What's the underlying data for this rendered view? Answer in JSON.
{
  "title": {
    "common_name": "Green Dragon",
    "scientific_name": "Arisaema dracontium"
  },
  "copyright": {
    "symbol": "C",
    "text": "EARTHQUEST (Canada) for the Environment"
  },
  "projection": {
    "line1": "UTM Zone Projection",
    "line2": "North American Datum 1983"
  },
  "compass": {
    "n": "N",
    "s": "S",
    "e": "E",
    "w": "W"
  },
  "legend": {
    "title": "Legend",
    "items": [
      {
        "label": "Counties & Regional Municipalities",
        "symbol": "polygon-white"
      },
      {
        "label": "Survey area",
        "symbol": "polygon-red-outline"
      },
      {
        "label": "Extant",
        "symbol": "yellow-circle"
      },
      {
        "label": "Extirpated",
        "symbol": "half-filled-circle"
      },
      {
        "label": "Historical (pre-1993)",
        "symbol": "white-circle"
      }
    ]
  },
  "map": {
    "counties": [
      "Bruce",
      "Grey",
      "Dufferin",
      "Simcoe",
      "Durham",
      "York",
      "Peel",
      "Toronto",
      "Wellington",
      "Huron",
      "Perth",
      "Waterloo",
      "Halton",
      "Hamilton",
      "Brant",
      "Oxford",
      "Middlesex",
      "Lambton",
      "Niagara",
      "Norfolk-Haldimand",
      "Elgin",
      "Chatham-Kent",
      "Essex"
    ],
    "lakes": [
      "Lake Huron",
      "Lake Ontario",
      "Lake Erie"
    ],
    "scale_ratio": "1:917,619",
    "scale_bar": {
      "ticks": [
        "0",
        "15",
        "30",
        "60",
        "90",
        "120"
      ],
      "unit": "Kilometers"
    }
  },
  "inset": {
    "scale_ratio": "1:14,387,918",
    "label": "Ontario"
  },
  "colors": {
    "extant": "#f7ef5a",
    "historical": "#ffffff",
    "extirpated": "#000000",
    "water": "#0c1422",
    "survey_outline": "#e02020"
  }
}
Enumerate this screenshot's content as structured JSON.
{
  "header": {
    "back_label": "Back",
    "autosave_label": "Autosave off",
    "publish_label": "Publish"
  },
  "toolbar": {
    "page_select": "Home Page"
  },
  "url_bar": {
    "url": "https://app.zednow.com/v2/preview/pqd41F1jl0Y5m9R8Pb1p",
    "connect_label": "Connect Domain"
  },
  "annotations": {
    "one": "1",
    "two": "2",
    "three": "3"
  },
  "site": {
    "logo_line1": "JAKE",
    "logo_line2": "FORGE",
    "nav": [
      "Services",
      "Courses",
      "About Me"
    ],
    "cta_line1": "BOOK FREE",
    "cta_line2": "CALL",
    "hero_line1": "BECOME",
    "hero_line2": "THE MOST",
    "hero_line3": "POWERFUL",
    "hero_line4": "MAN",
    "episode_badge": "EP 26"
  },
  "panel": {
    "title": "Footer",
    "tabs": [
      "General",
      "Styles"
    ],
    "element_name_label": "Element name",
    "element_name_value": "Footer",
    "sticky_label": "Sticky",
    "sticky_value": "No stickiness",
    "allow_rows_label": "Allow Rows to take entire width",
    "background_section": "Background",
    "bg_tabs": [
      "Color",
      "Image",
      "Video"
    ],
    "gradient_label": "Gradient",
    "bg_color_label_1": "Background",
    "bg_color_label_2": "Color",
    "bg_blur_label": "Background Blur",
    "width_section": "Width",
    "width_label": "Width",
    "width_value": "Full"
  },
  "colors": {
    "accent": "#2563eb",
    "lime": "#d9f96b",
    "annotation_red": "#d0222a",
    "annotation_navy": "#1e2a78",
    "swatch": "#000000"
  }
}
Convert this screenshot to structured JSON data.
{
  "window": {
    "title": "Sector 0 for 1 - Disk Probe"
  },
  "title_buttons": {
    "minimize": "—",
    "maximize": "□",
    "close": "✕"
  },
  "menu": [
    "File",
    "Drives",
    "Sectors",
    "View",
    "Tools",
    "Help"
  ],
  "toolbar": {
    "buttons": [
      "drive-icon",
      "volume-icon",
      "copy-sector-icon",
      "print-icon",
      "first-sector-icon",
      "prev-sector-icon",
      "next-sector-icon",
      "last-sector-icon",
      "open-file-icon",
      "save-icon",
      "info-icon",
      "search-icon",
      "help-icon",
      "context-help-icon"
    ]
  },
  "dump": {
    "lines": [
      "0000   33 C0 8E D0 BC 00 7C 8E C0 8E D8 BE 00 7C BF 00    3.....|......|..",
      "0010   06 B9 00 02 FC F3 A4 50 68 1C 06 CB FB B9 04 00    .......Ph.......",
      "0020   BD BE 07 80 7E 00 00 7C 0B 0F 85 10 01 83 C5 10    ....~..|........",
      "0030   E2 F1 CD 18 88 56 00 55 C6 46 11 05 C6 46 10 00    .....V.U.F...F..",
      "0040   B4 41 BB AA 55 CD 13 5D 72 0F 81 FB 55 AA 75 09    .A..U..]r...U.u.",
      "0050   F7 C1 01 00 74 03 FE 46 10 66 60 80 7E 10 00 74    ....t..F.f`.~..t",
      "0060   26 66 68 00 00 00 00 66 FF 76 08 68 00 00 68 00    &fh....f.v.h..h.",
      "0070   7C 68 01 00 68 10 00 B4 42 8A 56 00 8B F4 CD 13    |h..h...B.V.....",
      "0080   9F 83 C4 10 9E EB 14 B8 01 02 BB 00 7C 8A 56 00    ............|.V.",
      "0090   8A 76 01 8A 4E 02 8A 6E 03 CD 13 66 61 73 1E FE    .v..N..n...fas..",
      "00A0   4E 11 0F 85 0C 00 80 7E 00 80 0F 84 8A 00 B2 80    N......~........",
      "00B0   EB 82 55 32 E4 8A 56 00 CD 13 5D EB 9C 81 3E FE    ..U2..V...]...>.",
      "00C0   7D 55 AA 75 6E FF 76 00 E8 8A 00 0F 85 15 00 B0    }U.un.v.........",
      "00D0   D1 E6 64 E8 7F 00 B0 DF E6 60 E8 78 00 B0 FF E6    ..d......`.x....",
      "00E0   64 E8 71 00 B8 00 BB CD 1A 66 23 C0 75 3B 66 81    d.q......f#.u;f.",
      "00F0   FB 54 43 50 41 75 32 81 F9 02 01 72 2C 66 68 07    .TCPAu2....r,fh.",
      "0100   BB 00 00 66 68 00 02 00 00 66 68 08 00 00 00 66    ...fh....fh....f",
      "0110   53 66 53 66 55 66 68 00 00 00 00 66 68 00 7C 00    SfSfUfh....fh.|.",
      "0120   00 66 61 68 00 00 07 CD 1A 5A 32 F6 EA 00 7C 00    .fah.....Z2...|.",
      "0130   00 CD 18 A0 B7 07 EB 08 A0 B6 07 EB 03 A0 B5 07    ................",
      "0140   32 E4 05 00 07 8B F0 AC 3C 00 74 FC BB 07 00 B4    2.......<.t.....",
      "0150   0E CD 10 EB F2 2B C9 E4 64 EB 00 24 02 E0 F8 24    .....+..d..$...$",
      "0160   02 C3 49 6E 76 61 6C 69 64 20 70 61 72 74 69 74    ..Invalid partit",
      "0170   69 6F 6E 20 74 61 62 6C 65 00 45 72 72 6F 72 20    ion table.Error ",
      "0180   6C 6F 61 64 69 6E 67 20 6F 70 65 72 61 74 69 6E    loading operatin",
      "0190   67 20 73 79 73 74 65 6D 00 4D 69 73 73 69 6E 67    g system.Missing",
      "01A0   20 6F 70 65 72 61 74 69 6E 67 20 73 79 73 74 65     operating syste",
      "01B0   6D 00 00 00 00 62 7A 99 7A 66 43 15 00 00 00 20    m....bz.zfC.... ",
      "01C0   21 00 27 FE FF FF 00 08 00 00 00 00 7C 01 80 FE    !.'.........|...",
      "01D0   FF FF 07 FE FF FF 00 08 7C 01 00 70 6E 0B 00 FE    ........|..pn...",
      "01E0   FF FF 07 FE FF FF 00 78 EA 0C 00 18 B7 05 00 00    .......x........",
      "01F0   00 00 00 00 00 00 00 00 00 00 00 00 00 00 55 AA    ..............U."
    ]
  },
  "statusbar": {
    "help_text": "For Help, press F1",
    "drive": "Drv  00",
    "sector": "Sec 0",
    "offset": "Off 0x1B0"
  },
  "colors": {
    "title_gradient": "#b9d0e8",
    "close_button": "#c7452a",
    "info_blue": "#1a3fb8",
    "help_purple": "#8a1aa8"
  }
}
————————
» **Description of the task**: Reply with nothing but the number of lines in the data above that contain "circle".

» **Task output**: 3